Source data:
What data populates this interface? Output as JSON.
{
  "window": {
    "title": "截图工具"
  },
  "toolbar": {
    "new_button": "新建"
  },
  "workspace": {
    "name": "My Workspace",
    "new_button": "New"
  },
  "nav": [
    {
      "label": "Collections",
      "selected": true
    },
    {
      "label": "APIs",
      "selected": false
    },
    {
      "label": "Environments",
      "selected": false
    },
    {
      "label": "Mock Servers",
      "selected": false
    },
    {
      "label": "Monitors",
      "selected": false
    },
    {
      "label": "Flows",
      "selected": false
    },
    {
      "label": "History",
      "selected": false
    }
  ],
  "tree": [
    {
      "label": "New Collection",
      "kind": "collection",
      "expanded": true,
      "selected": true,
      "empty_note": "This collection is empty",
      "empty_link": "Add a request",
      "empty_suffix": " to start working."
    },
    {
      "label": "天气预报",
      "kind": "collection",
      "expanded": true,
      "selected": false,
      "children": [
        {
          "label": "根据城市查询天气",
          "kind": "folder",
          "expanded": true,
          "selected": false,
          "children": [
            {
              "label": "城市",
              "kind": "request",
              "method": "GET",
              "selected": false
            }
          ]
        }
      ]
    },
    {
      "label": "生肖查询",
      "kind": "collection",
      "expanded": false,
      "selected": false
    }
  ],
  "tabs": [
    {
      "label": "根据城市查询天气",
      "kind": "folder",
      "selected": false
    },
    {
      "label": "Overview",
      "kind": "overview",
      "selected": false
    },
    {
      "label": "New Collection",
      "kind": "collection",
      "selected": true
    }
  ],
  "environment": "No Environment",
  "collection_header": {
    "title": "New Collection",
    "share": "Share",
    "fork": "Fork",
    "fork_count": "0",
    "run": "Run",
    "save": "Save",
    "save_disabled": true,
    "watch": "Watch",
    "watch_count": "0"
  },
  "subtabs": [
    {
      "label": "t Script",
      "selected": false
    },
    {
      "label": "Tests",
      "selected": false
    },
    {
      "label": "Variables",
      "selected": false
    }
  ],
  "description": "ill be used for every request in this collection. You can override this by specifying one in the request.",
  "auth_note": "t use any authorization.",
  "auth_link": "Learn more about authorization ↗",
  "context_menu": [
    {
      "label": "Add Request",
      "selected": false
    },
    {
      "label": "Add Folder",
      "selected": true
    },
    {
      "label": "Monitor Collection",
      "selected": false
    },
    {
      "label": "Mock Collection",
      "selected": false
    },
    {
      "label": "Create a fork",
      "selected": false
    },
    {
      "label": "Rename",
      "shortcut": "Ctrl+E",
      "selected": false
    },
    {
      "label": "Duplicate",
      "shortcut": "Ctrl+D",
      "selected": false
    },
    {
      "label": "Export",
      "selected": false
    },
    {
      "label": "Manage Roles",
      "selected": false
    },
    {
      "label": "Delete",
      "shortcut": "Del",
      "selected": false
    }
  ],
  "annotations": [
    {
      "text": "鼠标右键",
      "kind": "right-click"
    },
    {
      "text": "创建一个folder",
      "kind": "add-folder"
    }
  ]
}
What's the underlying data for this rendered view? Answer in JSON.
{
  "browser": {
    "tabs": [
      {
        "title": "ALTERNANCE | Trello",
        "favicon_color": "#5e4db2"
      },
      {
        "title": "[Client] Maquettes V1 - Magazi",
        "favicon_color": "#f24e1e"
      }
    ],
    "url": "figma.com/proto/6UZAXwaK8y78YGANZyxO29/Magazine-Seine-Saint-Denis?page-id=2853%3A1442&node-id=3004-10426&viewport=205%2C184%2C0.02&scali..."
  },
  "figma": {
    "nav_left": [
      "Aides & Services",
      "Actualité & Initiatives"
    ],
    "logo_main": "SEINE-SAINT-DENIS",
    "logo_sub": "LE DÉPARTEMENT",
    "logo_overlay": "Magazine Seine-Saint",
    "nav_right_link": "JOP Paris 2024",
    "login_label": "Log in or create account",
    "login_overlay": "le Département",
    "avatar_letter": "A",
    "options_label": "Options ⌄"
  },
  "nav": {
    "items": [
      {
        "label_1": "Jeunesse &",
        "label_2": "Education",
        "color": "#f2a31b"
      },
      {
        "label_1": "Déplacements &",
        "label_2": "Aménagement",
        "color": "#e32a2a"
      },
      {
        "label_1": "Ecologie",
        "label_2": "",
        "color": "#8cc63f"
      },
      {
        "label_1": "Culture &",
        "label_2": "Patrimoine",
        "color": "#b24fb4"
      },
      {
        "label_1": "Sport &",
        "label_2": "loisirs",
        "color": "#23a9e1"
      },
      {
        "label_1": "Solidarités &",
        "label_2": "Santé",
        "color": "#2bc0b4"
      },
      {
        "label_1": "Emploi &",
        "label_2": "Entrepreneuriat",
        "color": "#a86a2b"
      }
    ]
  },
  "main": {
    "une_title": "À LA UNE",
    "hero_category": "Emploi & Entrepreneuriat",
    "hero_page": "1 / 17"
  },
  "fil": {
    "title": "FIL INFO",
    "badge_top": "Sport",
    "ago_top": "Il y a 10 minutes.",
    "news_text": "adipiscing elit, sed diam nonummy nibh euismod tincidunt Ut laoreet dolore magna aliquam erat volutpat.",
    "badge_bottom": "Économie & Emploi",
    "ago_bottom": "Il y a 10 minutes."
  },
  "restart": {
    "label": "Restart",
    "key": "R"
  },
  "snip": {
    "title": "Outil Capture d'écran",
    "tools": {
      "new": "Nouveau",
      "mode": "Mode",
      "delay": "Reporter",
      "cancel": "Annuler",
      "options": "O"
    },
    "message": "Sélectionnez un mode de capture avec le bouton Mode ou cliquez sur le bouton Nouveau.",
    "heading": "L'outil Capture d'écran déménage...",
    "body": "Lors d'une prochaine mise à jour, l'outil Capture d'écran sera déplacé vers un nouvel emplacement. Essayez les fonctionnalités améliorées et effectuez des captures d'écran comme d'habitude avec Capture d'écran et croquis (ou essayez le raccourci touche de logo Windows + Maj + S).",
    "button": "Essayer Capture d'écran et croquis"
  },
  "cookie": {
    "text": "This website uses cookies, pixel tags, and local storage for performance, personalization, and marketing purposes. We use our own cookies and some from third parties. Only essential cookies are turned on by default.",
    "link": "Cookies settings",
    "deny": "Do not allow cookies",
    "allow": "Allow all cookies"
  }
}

WHAT THIS TASK INVOLVES.
Identify all lines where the word "authorization" shows up. Copy them.

RESPONSE TO THIS TASK.
  "auth_note": "t use any authorization.",
  "auth_link": "Learn more about authorization ↗",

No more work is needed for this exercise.